Every line of the records below should be restated exactly.
________
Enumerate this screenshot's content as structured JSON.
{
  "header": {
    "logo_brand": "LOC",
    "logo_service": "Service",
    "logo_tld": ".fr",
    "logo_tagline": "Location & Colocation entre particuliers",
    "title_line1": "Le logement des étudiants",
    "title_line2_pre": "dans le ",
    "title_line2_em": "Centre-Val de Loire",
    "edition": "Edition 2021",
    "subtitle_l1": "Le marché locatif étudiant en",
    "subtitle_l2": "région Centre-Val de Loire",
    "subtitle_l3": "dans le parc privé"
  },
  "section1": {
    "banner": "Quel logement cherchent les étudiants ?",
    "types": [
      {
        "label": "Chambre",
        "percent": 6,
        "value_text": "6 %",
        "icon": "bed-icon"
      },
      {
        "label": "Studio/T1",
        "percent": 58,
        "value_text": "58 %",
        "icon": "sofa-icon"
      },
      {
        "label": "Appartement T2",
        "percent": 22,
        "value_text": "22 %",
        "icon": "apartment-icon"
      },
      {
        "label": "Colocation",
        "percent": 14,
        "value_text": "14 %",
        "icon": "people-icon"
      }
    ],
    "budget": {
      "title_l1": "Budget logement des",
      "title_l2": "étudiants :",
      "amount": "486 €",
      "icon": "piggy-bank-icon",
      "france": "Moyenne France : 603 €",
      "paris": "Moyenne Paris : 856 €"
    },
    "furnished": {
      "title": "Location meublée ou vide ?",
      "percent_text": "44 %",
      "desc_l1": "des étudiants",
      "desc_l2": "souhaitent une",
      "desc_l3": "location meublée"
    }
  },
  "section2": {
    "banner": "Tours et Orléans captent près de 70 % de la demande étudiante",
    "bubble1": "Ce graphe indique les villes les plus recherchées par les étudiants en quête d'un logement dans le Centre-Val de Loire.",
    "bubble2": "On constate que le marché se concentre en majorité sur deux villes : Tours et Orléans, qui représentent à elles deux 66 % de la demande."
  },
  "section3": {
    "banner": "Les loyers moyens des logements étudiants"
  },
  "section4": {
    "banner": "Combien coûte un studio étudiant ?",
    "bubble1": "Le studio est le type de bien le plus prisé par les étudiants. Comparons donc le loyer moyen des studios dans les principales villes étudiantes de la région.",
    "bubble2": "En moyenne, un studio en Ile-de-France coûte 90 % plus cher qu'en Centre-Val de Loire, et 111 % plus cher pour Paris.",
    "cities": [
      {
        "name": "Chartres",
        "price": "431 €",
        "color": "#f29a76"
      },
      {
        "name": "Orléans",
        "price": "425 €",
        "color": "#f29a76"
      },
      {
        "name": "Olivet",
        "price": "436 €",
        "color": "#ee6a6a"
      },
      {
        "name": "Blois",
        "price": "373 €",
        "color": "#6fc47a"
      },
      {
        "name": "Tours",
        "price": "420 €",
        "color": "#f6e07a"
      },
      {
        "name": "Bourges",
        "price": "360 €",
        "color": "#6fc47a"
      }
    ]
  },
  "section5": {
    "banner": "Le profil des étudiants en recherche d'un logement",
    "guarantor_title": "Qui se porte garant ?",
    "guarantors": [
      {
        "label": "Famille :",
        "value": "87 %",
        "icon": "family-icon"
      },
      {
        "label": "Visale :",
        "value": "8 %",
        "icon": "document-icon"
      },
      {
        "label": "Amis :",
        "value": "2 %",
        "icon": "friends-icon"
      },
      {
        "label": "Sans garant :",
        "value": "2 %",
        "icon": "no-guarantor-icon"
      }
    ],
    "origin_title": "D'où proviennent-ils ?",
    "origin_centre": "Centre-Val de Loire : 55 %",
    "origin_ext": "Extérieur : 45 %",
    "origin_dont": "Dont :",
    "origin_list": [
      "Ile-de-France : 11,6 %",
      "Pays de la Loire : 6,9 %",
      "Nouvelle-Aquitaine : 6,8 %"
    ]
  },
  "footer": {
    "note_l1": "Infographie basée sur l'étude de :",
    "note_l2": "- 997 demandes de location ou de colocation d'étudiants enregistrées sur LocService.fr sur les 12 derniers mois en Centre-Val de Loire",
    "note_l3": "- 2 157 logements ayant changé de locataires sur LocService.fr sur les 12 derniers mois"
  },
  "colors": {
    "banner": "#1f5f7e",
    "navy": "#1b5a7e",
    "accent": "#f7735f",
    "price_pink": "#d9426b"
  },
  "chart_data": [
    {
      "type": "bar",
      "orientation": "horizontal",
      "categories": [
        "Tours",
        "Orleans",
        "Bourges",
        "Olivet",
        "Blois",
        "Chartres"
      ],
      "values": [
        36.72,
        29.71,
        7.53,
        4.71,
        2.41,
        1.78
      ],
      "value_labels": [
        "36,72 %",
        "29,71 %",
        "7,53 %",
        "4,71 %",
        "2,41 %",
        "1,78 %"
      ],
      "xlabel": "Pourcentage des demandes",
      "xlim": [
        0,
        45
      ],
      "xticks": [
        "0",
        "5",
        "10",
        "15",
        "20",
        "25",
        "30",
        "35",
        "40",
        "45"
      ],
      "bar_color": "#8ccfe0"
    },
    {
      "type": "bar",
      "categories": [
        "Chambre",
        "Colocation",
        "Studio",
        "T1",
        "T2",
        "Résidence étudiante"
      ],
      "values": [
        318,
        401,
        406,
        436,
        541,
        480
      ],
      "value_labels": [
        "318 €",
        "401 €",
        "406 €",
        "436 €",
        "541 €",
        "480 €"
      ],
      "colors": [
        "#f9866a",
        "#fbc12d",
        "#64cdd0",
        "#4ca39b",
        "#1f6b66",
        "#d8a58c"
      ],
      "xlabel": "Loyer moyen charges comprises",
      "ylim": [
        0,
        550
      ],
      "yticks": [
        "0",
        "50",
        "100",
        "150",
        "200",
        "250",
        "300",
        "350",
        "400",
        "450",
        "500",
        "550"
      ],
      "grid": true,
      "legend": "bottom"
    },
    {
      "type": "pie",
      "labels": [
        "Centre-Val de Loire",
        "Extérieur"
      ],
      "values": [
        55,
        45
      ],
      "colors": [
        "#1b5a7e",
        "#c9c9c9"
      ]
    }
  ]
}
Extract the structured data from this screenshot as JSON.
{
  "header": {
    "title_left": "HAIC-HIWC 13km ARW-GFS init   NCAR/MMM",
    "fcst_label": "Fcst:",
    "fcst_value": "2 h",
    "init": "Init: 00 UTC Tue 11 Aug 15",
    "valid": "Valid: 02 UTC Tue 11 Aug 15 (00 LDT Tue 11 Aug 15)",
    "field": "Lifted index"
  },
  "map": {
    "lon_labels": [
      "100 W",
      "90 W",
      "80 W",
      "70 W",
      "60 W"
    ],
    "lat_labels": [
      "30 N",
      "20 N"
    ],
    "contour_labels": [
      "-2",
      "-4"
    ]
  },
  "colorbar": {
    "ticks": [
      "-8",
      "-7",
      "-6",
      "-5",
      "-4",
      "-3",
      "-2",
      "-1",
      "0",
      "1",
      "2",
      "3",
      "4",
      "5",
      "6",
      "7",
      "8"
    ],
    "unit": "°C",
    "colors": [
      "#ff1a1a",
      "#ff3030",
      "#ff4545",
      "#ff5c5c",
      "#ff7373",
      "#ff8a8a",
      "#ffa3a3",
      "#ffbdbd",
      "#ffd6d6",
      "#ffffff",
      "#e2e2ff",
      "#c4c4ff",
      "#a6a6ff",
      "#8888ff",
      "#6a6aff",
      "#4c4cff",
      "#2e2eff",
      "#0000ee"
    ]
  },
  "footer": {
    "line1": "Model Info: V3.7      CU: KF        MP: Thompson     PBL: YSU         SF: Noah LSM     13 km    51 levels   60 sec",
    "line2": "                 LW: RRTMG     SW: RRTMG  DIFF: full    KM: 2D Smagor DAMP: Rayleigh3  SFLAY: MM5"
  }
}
________
EXERCISE SOLUTION:
Enumerate this screenshot's content as structured JSON.
{
  "header": {
    "logo_brand": "LOC",
    "logo_service": "Service",
    "logo_tld": ".fr",
    "logo_tagline": "Location & Colocation entre particuliers",
    "title_line1": "Le logement des étudiants",
    "title_line2_pre": "dans le ",
    "title_line2_em": "Centre-Val de Loire",
    "edition": "Edition 2021",
    "subtitle_l1": "Le marché locatif étudiant en",
    "subtitle_l2": "région Centre-Val de Loire",
    "subtitle_l3": "dans le parc privé"
  },
  "section1": {
    "banner": "Quel logement cherchent les étudiants ?",
    "types": [
      {
        "label": "Chambre",
        "percent": 6,
        "value_text": "6 %",
        "icon": "bed-icon"
      },
      {
        "label": "Studio/T1",
        "percent": 58,
        "value_text": "58 %",
        "icon": "sofa-icon"
      },
      {
        "label": "Appartement T2",
        "percent": 22,
        "value_text": "22 %",
        "icon": "apartment-icon"
      },
      {
        "label": "Colocation",
        "percent": 14,
        "value_text": "14 %",
        "icon": "people-icon"
      }
    ],
    "budget": {
      "title_l1": "Budget logement des",
      "title_l2": "étudiants :",
      "amount": "486 €",
      "icon": "piggy-bank-icon",
      "france": "Moyenne France : 603 €",
      "paris": "Moyenne Paris : 856 €"
    },
    "furnished": {
      "title": "Location meublée ou vide ?",
      "percent_text": "44 %",
      "desc_l1": "des étudiants",
      "desc_l2": "souhaitent une",
      "desc_l3": "location meublée"
    }
  },
  "section2": {
    "banner": "Tours et Orléans captent près de 70 % de la demande étudiante",
    "bubble1": "Ce graphe indique les villes les plus recherchées par les étudiants en quête d'un logement dans le Centre-Val de Loire.",
    "bubble2": "On constate que le marché se concentre en majorité sur deux villes : Tours et Orléans, qui représentent à elles deux 66 % de la demande."
  },
  "section3": {
    "banner": "Les loyers moyens des logements étudiants"
  },
  "section4": {
    "banner": "Combien coûte un studio étudiant ?",
    "bubble1": "Le studio est le type de bien le plus prisé par les étudiants. Comparons donc le loyer moyen des studios dans les principales villes étudiantes de la région.",
    "bubble2": "En moyenne, un studio en Ile-de-France coûte 90 % plus cher qu'en Centre-Val de Loire, et 111 % plus cher pour Paris.",
    "cities": [
      {
        "name": "Chartres",
        "price": "431 €",
        "color": "#f29a76"
      },
      {
        "name": "Orléans",
        "price": "425 €",
        "color": "#f29a76"
      },
      {
        "name": "Olivet",
        "price": "436 €",
        "color": "#ee6a6a"
      },
      {
        "name": "Blois",
        "price": "373 €",
        "color": "#6fc47a"
      },
      {
        "name": "Tours",
        "price": "420 €",
        "color": "#f6e07a"
      },
      {
        "name": "Bourges",
        "price": "360 €",
        "color": "#6fc47a"
      }
    ]
  },
  "section5": {
    "banner": "Le profil des étudiants en recherche d'un logement",
    "guarantor_title": "Qui se porte garant ?",
    "guarantors": [
      {
        "label": "Famille :",
        "value": "87 %",
        "icon": "family-icon"
      },
      {
        "label": "Visale :",
        "value": "8 %",
        "icon": "document-icon"
      },
      {
        "label": "Amis :",
        "value": "2 %",
        "icon": "friends-icon"
      },
      {
        "label": "Sans garant :",
        "value": "2 %",
        "icon": "no-guarantor-icon"
      }
    ],
    "origin_title": "D'où proviennent-ils ?",
    "origin_centre": "Centre-Val de Loire : 55 %",
    "origin_ext": "Extérieur : 45 %",
    "origin_dont": "Dont :",
    "origin_list": [
      "Ile-de-France : 11,6 %",
      "Pays de la Loire : 6,9 %",
      "Nouvelle-Aquitaine : 6,8 %"
    ]
  },
  "footer": {
    "note_l1": "Infographie basée sur l'étude de :",
    "note_l2": "- 997 demandes de location ou de colocation d'étudiants enregistrées sur LocService.fr sur les 12 derniers mois en Centre-Val de Loire",
    "note_l3": "- 2 157 logements ayant changé de locataires sur LocService.fr sur les 12 derniers mois"
  },
  "colors": {
    "banner": "#1f5f7e",
    "navy": "#1b5a7e",
    "accent": "#f7735f",
    "price_pink": "#d9426b"
  },
  "chart_data": [
    {
      "type": "bar",
      "orientation": "horizontal",
      "categories": [
        "Tours",
        "Orleans",
        "Bourges",
        "Olivet",
        "Blois",
        "Chartres"
      ],
      "values": [
        36.72,
        29.71,
        7.53,
        4.71,
        2.41,
        1.78
      ],
      "value_labels": [
        "36,72 %",
        "29,71 %",
        "7,53 %",
        "4,71 %",
        "2,41 %",
        "1,78 %"
      ],
      "xlabel": "Pourcentage des demandes",
      "xlim": [
        0,
        45
      ],
      "xticks": [
        "0",
        "5",
        "10",
        "15",
        "20",
        "25",
        "30",
        "35",
        "40",
        "45"
      ],
      "bar_color": "#8ccfe0"
    },
    {
      "type": "bar",
      "categories": [
        "Chambre",
        "Colocation",
        "Studio",
        "T1",
        "T2",
        "Résidence étudiante"
      ],
      "values": [
        318,
        401,
        406,
        436,
        541,
        480
      ],
      "value_labels": [
        "318 €",
        "401 €",
        "406 €",
        "436 €",
        "541 €",
        "480 €"
      ],
      "colors": [
        "#f9866a",
        "#fbc12d",
        "#64cdd0",
        "#4ca39b",
        "#1f6b66",
        "#d8a58c"
      ],
      "xlabel": "Loyer moyen charges comprises",
      "ylim": [
        0,
        550
      ],
      "yticks": [
        "0",
        "50",
        "100",
        "150",
        "200",
        "250",
        "300",
        "350",
        "400",
        "450",
        "500",
        "550"
      ],
      "grid": true,
      "legend": "bottom"
    },
    {
      "type": "pie",
      "labels": [
        "Centre-Val de Loire",
        "Extérieur"
      ],
      "values": [
        55,
        45
      ],
      "colors": [
        "#1b5a7e",
        "#c9c9c9"
      ]
    }
  ]
}
Extract the structured data from this screenshot as JSON.
{
  "header": {
    "title_left": "HAIC-HIWC 13km ARW-GFS init   NCAR/MMM",
    "fcst_label": "Fcst:",
    "fcst_value": "2 h",
    "init": "Init: 00 UTC Tue 11 Aug 15",
    "valid": "Valid: 02 UTC Tue 11 Aug 15 (00 LDT Tue 11 Aug 15)",
    "field": "Lifted index"
  },
  "map": {
    "lon_labels": [
      "100 W",
      "90 W",
      "80 W",
      "70 W",
      "60 W"
    ],
    "lat_labels": [
      "30 N",
      "20 N"
    ],
    "contour_labels": [
      "-2",
      "-4"
    ]
  },
  "colorbar": {
    "ticks": [
      "-8",
      "-7",
      "-6",
      "-5",
      "-4",
      "-3",
      "-2",
      "-1",
      "0",
      "1",
      "2",
      "3",
      "4",
      "5",
      "6",
      "7",
      "8"
    ],
    "unit": "°C",
    "colors": [
      "#ff1a1a",
      "#ff3030",
      "#ff4545",
      "#ff5c5c",
      "#ff7373",
      "#ff8a8a",
      "#ffa3a3",
      "#ffbdbd",
      "#ffd6d6",
      "#ffffff",
      "#e2e2ff",
      "#c4c4ff",
      "#a6a6ff",
      "#8888ff",
      "#6a6aff",
      "#4c4cff",
      "#2e2eff",
      "#0000ee"
    ]
  },
  "footer": {
    "line1": "Model Info: V3.7      CU: KF        MP: Thompson     PBL: YSU         SF: Noah LSM     13 km    51 levels   60 sec",
    "line2": "                 LW: RRTMG     SW: RRTMG  DIFF: full    KM: 2D Smagor DAMP: Rayleigh3  SFLAY: MM5"
  }
}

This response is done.